**EXERCISE DIRECTIONS:** Every line in the listing is to be echoed verbatim.

+ + +

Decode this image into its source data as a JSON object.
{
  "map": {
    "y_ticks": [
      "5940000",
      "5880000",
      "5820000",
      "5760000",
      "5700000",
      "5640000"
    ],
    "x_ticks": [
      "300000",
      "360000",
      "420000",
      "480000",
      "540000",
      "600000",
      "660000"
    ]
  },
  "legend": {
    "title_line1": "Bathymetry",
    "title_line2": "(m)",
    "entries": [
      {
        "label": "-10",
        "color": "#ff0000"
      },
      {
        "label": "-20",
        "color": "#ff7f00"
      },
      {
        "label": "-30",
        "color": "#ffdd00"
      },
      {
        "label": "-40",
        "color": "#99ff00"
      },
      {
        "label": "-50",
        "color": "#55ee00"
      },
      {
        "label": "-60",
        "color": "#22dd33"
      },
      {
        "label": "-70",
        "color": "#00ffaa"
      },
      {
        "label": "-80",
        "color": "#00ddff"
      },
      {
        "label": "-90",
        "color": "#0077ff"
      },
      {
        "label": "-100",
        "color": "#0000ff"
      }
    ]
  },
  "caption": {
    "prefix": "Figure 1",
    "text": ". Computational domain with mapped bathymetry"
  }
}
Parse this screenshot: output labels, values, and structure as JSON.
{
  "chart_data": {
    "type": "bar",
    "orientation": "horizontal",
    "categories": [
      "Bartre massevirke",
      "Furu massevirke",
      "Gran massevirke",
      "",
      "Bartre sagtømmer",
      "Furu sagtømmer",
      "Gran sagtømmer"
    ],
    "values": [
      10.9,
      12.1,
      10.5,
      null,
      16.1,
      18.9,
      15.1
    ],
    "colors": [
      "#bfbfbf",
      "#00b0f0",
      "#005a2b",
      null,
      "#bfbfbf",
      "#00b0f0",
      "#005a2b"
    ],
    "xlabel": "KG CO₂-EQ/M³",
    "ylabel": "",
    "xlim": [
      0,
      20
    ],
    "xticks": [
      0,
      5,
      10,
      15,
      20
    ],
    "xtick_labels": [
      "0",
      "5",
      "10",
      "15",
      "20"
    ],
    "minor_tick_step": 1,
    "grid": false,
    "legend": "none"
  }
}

+ + +

**THE SOLUTION:**
Decode this image into its source data as a JSON object.
{
  "map": {
    "y_ticks": [
      "5940000",
      "5880000",
      "5820000",
      "5760000",
      "5700000",
      "5640000"
    ],
    "x_ticks": [
      "300000",
      "360000",
      "420000",
      "480000",
      "540000",
      "600000",
      "660000"
    ]
  },
  "legend": {
    "title_line1": "Bathymetry",
    "title_line2": "(m)",
    "entries": [
      {
        "label": "-10",
        "color": "#ff0000"
      },
      {
        "label": "-20",
        "color": "#ff7f00"
      },
      {
        "label": "-30",
        "color": "#ffdd00"
      },
      {
        "label": "-40",
        "color": "#99ff00"
      },
      {
        "label": "-50",
        "color": "#55ee00"
      },
      {
        "label": "-60",
        "color": "#22dd33"
      },
      {
        "label": "-70",
        "color": "#00ffaa"
      },
      {
        "label": "-80",
        "color": "#00ddff"
      },
      {
        "label": "-90",
        "color": "#0077ff"
      },
      {
        "label": "-100",
        "color": "#0000ff"
      }
    ]
  },
  "caption": {
    "prefix": "Figure 1",
    "text": ". Computational domain with mapped bathymetry"
  }
}
Parse this screenshot: output labels, values, and structure as JSON.
{
  "chart_data": {
    "type": "bar",
    "orientation": "horizontal",
    "categories": [
      "Bartre massevirke",
      "Furu massevirke",
      "Gran massevirke",
      "",
      "Bartre sagtømmer",
      "Furu sagtømmer",
      "Gran sagtømmer"
    ],
    "values": [
      10.9,
      12.1,
      10.5,
      null,
      16.1,
      18.9,
      15.1
    ],
    "colors": [
      "#bfbfbf",
      "#00b0f0",
      "#005a2b",
      null,
      "#bfbfbf",
      "#00b0f0",
      "#005a2b"
    ],
    "xlabel": "KG CO₂-EQ/M³",
    "ylabel": "",
    "xlim": [
      0,
      20
    ],
    "xticks": [
      0,
      5,
      10,
      15,
      20
    ],
    "xtick_labels": [
      "0",
      "5",
      "10",
      "15",
      "20"
    ],
    "minor_tick_step": 1,
    "grid": false,
    "legend": "none"
  }
}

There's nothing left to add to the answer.